_Component data from apps and pages_:
——————————
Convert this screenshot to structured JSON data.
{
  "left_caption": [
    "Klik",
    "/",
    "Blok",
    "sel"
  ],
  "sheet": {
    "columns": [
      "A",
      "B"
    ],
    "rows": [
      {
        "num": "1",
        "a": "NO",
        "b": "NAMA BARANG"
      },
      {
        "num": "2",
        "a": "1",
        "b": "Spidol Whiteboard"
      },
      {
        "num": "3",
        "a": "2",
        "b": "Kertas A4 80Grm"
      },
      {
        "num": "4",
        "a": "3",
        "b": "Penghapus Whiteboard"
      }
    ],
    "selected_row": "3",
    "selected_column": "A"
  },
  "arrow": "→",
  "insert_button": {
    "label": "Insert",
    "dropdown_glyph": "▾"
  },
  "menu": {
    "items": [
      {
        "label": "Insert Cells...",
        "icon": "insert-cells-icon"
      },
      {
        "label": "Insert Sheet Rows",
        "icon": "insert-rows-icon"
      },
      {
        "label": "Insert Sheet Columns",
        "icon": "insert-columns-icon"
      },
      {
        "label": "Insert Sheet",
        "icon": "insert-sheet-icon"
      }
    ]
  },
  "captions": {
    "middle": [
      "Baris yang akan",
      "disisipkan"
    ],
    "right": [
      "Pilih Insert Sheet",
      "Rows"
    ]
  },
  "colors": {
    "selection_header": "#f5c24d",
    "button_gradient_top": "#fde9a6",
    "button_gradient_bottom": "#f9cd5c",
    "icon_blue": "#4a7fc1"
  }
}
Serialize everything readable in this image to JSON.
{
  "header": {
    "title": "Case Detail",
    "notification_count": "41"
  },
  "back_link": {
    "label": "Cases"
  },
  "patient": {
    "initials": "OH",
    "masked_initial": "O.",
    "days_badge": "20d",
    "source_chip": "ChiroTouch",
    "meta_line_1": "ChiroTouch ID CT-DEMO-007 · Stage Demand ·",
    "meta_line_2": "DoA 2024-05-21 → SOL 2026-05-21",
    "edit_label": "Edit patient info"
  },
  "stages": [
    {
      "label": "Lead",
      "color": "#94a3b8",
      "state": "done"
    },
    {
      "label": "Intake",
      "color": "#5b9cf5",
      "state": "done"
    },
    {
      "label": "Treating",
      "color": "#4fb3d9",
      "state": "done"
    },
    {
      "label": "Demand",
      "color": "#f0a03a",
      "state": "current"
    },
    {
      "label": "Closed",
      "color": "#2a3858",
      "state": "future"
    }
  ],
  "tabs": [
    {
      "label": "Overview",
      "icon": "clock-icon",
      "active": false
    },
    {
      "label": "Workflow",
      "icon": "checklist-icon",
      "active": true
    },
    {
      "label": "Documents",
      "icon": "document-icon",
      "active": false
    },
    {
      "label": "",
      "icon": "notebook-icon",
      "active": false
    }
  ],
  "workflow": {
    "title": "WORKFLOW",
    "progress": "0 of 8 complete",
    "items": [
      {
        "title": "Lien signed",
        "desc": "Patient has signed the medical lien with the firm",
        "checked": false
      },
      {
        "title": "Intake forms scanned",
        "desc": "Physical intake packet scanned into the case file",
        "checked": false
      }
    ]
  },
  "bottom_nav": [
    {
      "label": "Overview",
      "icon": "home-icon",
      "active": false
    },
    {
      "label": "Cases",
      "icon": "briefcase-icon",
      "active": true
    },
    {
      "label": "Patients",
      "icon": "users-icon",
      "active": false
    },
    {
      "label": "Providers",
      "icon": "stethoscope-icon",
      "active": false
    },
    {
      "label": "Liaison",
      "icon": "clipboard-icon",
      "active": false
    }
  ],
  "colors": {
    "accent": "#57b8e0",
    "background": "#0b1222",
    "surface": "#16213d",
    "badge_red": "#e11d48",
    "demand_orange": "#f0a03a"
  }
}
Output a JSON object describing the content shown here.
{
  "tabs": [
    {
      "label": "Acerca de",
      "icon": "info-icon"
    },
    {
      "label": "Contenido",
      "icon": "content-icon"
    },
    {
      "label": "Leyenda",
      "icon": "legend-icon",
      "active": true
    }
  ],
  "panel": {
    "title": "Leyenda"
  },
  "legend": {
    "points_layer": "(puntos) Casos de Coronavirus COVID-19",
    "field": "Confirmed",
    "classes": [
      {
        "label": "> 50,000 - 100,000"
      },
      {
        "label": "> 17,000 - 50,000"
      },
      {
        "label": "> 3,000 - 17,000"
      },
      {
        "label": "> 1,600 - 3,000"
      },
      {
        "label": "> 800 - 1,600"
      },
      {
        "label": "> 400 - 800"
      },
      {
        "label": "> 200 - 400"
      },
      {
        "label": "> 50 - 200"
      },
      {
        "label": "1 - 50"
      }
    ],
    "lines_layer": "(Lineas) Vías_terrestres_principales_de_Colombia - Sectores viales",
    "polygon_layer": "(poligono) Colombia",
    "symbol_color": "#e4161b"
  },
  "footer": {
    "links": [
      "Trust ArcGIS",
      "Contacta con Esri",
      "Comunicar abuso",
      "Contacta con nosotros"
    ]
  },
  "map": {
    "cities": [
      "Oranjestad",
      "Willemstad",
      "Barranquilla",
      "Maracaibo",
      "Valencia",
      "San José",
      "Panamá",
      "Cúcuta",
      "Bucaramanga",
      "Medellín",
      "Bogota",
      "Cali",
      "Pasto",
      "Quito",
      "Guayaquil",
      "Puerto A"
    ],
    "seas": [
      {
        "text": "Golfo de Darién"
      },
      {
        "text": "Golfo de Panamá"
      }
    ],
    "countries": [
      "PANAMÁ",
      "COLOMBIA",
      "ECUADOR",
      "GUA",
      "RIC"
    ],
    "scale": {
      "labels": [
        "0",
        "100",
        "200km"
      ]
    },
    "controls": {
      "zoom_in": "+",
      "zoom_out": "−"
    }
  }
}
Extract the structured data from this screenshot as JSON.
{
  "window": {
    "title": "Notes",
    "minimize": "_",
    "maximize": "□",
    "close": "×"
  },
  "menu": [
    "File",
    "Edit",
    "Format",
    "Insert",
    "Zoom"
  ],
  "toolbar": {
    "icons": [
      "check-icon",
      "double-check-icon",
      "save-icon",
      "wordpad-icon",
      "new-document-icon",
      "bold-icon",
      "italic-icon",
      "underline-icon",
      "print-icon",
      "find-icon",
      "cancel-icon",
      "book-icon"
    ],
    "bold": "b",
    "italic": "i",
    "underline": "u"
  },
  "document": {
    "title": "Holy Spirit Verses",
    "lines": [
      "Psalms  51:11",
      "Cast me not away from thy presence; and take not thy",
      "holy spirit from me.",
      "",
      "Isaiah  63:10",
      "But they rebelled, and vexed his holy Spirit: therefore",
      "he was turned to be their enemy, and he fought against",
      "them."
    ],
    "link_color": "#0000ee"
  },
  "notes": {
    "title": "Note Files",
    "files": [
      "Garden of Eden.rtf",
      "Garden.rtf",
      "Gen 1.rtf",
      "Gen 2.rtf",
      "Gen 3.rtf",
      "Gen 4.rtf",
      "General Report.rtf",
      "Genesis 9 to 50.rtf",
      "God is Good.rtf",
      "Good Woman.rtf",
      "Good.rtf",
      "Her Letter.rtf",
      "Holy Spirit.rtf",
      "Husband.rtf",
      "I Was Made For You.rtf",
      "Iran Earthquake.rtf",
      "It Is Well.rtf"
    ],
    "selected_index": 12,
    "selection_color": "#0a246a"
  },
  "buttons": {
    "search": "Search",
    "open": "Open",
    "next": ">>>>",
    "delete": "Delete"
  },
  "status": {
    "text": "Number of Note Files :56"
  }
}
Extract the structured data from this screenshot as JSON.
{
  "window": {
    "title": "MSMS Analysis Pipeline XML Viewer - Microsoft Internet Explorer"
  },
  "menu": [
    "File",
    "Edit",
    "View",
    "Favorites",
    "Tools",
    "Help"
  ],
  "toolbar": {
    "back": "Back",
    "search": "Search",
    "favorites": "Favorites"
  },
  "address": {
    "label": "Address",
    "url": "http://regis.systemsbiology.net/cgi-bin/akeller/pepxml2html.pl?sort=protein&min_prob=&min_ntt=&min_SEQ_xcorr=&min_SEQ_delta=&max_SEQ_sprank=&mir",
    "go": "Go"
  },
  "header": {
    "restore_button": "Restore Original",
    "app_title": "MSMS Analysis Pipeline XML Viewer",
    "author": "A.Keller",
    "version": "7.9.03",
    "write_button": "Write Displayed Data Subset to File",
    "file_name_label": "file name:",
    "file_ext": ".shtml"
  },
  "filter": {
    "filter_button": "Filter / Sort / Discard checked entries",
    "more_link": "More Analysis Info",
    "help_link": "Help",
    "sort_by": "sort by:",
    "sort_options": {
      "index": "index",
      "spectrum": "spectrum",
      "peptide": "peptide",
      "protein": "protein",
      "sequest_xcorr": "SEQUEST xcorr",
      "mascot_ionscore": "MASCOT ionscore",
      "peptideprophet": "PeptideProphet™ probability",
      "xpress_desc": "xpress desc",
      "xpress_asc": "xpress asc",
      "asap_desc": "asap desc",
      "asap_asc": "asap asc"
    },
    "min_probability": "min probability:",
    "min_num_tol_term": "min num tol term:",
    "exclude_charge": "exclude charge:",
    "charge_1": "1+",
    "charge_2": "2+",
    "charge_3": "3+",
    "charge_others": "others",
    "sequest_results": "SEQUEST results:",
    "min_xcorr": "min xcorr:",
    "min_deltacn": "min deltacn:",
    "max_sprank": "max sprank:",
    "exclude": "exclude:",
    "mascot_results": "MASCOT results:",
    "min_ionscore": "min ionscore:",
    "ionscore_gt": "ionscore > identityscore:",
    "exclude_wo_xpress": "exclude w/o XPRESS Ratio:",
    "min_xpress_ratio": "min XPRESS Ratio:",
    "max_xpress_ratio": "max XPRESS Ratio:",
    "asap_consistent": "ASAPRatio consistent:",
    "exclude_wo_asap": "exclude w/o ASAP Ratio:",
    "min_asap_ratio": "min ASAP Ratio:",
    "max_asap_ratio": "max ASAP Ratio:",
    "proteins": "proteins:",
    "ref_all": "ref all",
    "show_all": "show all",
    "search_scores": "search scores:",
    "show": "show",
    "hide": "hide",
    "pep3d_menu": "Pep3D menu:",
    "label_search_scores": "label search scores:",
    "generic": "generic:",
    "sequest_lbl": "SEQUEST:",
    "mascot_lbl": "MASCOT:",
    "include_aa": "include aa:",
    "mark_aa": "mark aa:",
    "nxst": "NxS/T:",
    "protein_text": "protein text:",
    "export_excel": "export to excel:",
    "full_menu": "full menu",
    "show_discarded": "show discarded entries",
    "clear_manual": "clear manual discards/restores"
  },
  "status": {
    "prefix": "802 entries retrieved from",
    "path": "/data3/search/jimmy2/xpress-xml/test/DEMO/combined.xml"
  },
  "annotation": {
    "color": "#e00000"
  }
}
——————————
_What you need to do_: Each line in the data that holds the string "ionscore" should be found and copied.

_Solution_:
      "mascot_ionscore": "MASCOT ionscore",
    "min_ionscore": "min ionscore:",
    "ionscore_gt": "ionscore > identityscore:",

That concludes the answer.